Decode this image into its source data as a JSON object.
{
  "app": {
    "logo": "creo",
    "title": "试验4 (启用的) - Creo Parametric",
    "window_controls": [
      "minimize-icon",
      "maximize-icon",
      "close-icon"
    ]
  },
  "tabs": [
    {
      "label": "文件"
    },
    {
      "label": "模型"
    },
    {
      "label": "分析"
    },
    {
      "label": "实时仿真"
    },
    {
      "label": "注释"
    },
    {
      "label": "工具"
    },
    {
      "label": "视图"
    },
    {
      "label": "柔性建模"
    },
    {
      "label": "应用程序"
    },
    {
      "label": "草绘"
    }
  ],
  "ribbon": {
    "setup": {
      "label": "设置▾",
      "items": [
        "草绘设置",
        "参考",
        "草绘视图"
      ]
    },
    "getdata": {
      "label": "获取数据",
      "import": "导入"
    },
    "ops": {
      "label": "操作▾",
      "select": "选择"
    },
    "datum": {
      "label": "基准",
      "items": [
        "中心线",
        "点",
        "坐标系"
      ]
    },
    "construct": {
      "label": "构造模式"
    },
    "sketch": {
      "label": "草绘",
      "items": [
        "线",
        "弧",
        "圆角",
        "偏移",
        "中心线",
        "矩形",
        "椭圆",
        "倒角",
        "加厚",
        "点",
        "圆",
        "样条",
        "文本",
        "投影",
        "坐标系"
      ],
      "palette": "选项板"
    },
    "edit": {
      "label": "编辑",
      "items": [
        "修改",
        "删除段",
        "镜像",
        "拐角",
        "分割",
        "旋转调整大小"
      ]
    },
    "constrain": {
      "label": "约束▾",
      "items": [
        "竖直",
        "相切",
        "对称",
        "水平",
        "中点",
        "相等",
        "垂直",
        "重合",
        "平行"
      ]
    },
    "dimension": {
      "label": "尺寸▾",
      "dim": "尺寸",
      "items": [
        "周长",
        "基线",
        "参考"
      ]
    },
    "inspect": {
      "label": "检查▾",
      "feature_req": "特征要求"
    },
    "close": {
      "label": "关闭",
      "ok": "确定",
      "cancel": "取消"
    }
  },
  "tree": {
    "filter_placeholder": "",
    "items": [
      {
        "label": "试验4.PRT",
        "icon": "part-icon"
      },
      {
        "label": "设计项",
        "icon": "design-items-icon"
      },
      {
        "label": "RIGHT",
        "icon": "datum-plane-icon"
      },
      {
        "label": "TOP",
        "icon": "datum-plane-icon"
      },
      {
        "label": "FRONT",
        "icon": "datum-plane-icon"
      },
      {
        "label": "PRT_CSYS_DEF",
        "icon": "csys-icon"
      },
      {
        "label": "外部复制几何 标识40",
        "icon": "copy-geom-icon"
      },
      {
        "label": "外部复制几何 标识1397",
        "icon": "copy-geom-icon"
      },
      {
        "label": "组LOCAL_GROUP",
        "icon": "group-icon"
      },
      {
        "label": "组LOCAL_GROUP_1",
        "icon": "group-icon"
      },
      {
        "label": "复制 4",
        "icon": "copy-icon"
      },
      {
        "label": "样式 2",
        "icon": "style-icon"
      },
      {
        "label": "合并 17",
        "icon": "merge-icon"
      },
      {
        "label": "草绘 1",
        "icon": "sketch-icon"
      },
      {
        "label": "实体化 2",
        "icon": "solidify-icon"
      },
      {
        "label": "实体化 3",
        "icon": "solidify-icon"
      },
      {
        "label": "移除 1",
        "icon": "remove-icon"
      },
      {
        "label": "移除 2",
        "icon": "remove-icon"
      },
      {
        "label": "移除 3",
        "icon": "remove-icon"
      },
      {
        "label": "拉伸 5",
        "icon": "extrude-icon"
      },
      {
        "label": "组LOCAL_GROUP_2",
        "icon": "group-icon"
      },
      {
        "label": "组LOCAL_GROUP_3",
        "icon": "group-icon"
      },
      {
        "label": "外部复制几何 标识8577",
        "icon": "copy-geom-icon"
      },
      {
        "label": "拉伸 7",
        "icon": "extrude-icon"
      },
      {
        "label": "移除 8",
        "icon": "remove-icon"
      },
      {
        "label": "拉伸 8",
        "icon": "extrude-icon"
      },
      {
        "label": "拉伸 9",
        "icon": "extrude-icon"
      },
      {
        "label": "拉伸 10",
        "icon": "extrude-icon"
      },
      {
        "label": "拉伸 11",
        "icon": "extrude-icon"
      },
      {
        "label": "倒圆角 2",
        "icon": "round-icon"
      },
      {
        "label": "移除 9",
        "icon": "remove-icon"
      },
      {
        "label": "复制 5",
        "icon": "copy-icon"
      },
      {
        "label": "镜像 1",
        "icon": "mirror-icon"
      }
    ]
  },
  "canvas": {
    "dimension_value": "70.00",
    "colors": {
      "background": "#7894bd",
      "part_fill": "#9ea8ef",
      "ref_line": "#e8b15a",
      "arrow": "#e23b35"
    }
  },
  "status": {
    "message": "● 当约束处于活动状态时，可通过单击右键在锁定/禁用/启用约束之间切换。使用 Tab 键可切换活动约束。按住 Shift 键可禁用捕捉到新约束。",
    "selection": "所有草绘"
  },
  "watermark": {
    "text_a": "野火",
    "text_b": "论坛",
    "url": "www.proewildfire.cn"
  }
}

**Task requirements:**
Go back to the listing above and please repeat it exactly.

**Response to this exercise:**
Decode this image into its source data as a JSON object.
{
  "app": {
    "logo": "creo",
    "title": "试验4 (启用的) - Creo Parametric",
    "window_controls": [
      "minimize-icon",
      "maximize-icon",
      "close-icon"
    ]
  },
  "tabs": [
    {
      "label": "文件"
    },
    {
      "label": "模型"
    },
    {
      "label": "分析"
    },
    {
      "label": "实时仿真"
    },
    {
      "label": "注释"
    },
    {
      "label": "工具"
    },
    {
      "label": "视图"
    },
    {
      "label": "柔性建模"
    },
    {
      "label": "应用程序"
    },
    {
      "label": "草绘"
    }
  ],
  "ribbon": {
    "setup": {
      "label": "设置▾",
      "items": [
        "草绘设置",
        "参考",
        "草绘视图"
      ]
    },
    "getdata": {
      "label": "获取数据",
      "import": "导入"
    },
    "ops": {
      "label": "操作▾",
      "select": "选择"
    },
    "datum": {
      "label": "基准",
      "items": [
        "中心线",
        "点",
        "坐标系"
      ]
    },
    "construct": {
      "label": "构造模式"
    },
    "sketch": {
      "label": "草绘",
      "items": [
        "线",
        "弧",
        "圆角",
        "偏移",
        "中心线",
        "矩形",
        "椭圆",
        "倒角",
        "加厚",
        "点",
        "圆",
        "样条",
        "文本",
        "投影",
        "坐标系"
      ],
      "palette": "选项板"
    },
    "edit": {
      "label": "编辑",
      "items": [
        "修改",
        "删除段",
        "镜像",
        "拐角",
        "分割",
        "旋转调整大小"
      ]
    },
    "constrain": {
      "label": "约束▾",
      "items": [
        "竖直",
        "相切",
        "对称",
        "水平",
        "中点",
        "相等",
        "垂直",
        "重合",
        "平行"
      ]
    },
    "dimension": {
      "label": "尺寸▾",
      "dim": "尺寸",
      "items": [
        "周长",
        "基线",
        "参考"
      ]
    },
    "inspect": {
      "label": "检查▾",
      "feature_req": "特征要求"
    },
    "close": {
      "label": "关闭",
      "ok": "确定",
      "cancel": "取消"
    }
  },
  "tree": {
    "filter_placeholder": "",
    "items": [
      {
        "label": "试验4.PRT",
        "icon": "part-icon"
      },
      {
        "label": "设计项",
        "icon": "design-items-icon"
      },
      {
        "label": "RIGHT",
        "icon": "datum-plane-icon"
      },
      {
        "label": "TOP",
        "icon": "datum-plane-icon"
      },
      {
        "label": "FRONT",
        "icon": "datum-plane-icon"
      },
      {
        "label": "PRT_CSYS_DEF",
        "icon": "csys-icon"
      },
      {
        "label": "外部复制几何 标识40",
        "icon": "copy-geom-icon"
      },
      {
        "label": "外部复制几何 标识1397",
        "icon": "copy-geom-icon"
      },
      {
        "label": "组LOCAL_GROUP",
        "icon": "group-icon"
      },
      {
        "label": "组LOCAL_GROUP_1",
        "icon": "group-icon"
      },
      {
        "label": "复制 4",
        "icon": "copy-icon"
      },
      {
        "label": "样式 2",
        "icon": "style-icon"
      },
      {
        "label": "合并 17",
        "icon": "merge-icon"
      },
      {
        "label": "草绘 1",
        "icon": "sketch-icon"
      },
      {
        "label": "实体化 2",
        "icon": "solidify-icon"
      },
      {
        "label": "实体化 3",
        "icon": "solidify-icon"
      },
      {
        "label": "移除 1",
        "icon": "remove-icon"
      },
      {
        "label": "移除 2",
        "icon": "remove-icon"
      },
      {
        "label": "移除 3",
        "icon": "remove-icon"
      },
      {
        "label": "拉伸 5",
        "icon": "extrude-icon"
      },
      {
        "label": "组LOCAL_GROUP_2",
        "icon": "group-icon"
      },
      {
        "label": "组LOCAL_GROUP_3",
        "icon": "group-icon"
      },
      {
        "label": "外部复制几何 标识8577",
        "icon": "copy-geom-icon"
      },
      {
        "label": "拉伸 7",
        "icon": "extrude-icon"
      },
      {
        "label": "移除 8",
        "icon": "remove-icon"
      },
      {
        "label": "拉伸 8",
        "icon": "extrude-icon"
      },
      {
        "label": "拉伸 9",
        "icon": "extrude-icon"
      },
      {
        "label": "拉伸 10",
        "icon": "extrude-icon"
      },
      {
        "label": "拉伸 11",
        "icon": "extrude-icon"
      },
      {
        "label": "倒圆角 2",
        "icon": "round-icon"
      },
      {
        "label": "移除 9",
        "icon": "remove-icon"
      },
      {
        "label": "复制 5",
        "icon": "copy-icon"
      },
      {
        "label": "镜像 1",
        "icon": "mirror-icon"
      }
    ]
  },
  "canvas": {
    "dimension_value": "70.00",
    "colors": {
      "background": "#7894bd",
      "part_fill": "#9ea8ef",
      "ref_line": "#e8b15a",
      "arrow": "#e23b35"
    }
  },
  "status": {
    "message": "● 当约束处于活动状态时，可通过单击右键在锁定/禁用/启用约束之间切换。使用 Tab 键可切换活动约束。按住 Shift 键可禁用捕捉到新约束。",
    "selection": "所有草绘"
  },
  "watermark": {
    "text_a": "野火",
    "text_b": "论坛",
    "url": "www.proewildfire.cn"
  }
}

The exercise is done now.